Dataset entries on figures

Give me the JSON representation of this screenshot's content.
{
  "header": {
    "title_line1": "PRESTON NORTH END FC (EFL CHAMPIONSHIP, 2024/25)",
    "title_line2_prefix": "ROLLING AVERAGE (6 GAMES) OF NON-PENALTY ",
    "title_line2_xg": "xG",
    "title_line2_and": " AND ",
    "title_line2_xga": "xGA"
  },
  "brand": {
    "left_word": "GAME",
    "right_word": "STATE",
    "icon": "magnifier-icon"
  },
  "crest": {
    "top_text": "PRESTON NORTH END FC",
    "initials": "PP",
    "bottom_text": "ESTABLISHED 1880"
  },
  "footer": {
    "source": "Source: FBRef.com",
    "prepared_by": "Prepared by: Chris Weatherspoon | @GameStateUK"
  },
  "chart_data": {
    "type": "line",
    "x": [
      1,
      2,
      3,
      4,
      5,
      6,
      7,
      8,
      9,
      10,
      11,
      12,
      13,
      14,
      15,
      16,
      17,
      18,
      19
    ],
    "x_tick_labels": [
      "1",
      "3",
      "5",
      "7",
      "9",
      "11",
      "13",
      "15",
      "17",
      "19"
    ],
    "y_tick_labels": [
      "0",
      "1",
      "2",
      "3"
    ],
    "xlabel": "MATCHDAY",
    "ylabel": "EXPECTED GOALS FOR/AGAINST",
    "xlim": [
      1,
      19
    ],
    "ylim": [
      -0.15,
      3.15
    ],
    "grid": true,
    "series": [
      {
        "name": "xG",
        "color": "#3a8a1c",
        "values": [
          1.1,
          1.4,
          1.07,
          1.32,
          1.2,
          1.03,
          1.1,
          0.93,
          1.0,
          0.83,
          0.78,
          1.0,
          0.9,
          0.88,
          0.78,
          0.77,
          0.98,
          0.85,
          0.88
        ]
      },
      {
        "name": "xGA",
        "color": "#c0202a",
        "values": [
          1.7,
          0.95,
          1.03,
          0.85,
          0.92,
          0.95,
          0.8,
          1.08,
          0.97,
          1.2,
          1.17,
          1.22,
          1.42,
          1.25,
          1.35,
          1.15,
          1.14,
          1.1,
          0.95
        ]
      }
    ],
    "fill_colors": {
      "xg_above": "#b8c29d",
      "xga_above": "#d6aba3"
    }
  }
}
...
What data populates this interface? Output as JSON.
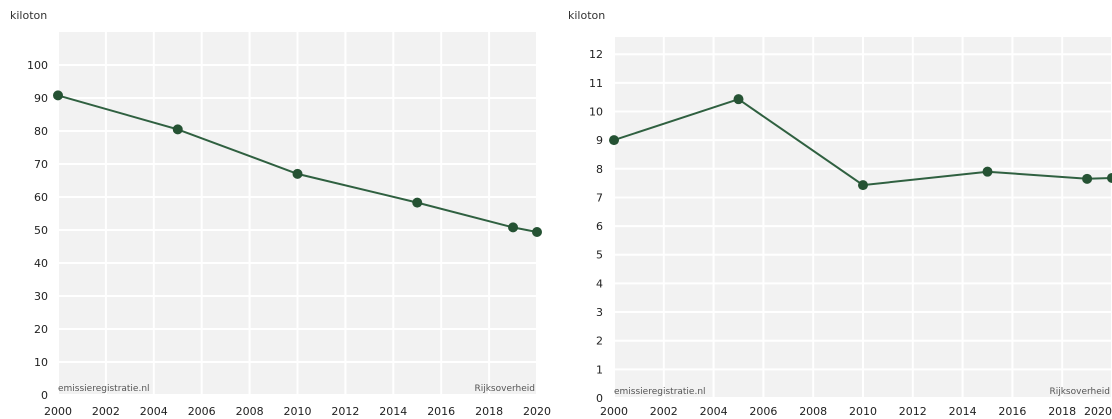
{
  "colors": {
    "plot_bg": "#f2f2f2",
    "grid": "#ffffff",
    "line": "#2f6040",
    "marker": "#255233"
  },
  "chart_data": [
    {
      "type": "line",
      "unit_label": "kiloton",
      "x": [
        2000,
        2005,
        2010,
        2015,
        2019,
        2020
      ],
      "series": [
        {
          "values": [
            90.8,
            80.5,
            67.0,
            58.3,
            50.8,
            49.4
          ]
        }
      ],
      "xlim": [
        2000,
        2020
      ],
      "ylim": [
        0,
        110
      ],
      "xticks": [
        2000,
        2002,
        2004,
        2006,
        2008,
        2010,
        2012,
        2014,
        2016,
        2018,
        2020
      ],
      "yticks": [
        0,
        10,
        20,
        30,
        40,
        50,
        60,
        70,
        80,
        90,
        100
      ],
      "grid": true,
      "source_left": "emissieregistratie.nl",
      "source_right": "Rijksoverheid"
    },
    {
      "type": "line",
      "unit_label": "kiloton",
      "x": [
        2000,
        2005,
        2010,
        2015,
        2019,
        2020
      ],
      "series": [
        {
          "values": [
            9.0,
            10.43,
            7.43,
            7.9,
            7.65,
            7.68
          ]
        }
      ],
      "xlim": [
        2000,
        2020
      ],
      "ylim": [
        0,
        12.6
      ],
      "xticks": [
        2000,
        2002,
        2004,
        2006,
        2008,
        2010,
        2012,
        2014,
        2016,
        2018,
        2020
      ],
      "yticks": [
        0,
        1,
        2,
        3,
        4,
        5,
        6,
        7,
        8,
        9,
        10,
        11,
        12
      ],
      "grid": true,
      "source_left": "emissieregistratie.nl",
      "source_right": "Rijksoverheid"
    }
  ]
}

Exercise goal: Find each line in the records holding the string "NORTH" and show it.

Result of this exercise:
    "title_line1": "PRESTON NORTH END FC (EFL CHAMPIONSHIP, 2024/25)",
    "top_text": "PRESTON NORTH END FC",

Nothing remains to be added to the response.